Task goal: Skip the pictures and repeat each line of the data exactly.

Records for processing:
[BEGIN]

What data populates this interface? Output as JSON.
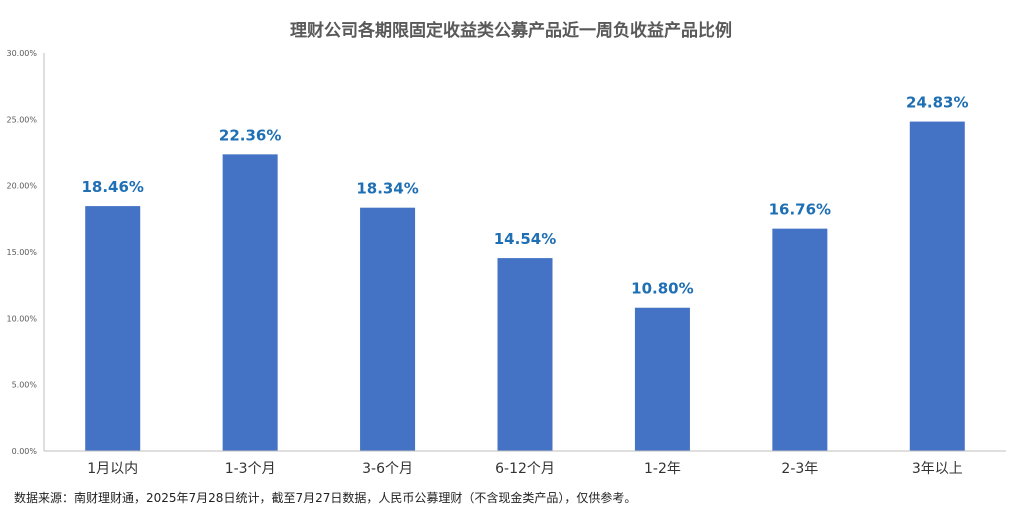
{
  "chart_data": {
    "type": "bar",
    "title": "理财公司各期限固定收益类公募产品近一周负收益产品比例",
    "categories": [
      "1月以内",
      "1-3个月",
      "3-6个月",
      "6-12个月",
      "1-2年",
      "2-3年",
      "3年以上"
    ],
    "values": [
      18.46,
      22.36,
      18.34,
      14.54,
      10.8,
      16.76,
      24.83
    ],
    "value_labels": [
      "18.46%",
      "22.36%",
      "18.34%",
      "14.54%",
      "10.80%",
      "16.76%",
      "24.83%"
    ],
    "ylim": [
      0,
      30
    ],
    "yticks": [
      0,
      5,
      10,
      15,
      20,
      25,
      30
    ],
    "ytick_labels": [
      "0.00%",
      "5.00%",
      "10.00%",
      "15.00%",
      "20.00%",
      "25.00%",
      "30.00%"
    ],
    "xlabel": "",
    "ylabel": "",
    "grid": false,
    "colors": {
      "bar": "#4472C4",
      "label": "#1F6FB4",
      "axis": "#BFBFBF",
      "tick": "#595959"
    }
  },
  "source": "数据来源：南财理财通，2025年7月28日统计，截至7月27日数据，人民币公募理财（不含现金类产品），仅供参考。"
}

[END]

Complete response:
What data populates this interface? Output as JSON.
{
  "chart_data": {
    "type": "bar",
    "title": "理财公司各期限固定收益类公募产品近一周负收益产品比例",
    "categories": [
      "1月以内",
      "1-3个月",
      "3-6个月",
      "6-12个月",
      "1-2年",
      "2-3年",
      "3年以上"
    ],
    "values": [
      18.46,
      22.36,
      18.34,
      14.54,
      10.8,
      16.76,
      24.83
    ],
    "value_labels": [
      "18.46%",
      "22.36%",
      "18.34%",
      "14.54%",
      "10.80%",
      "16.76%",
      "24.83%"
    ],
    "ylim": [
      0,
      30
    ],
    "yticks": [
      0,
      5,
      10,
      15,
      20,
      25,
      30
    ],
    "ytick_labels": [
      "0.00%",
      "5.00%",
      "10.00%",
      "15.00%",
      "20.00%",
      "25.00%",
      "30.00%"
    ],
    "xlabel": "",
    "ylabel": "",
    "grid": false,
    "colors": {
      "bar": "#4472C4",
      "label": "#1F6FB4",
      "axis": "#BFBFBF",
      "tick": "#595959"
    }
  },
  "source": "数据来源：南财理财通，2025年7月28日统计，截至7月27日数据，人民币公募理财（不含现金类产品），仅供参考。"
}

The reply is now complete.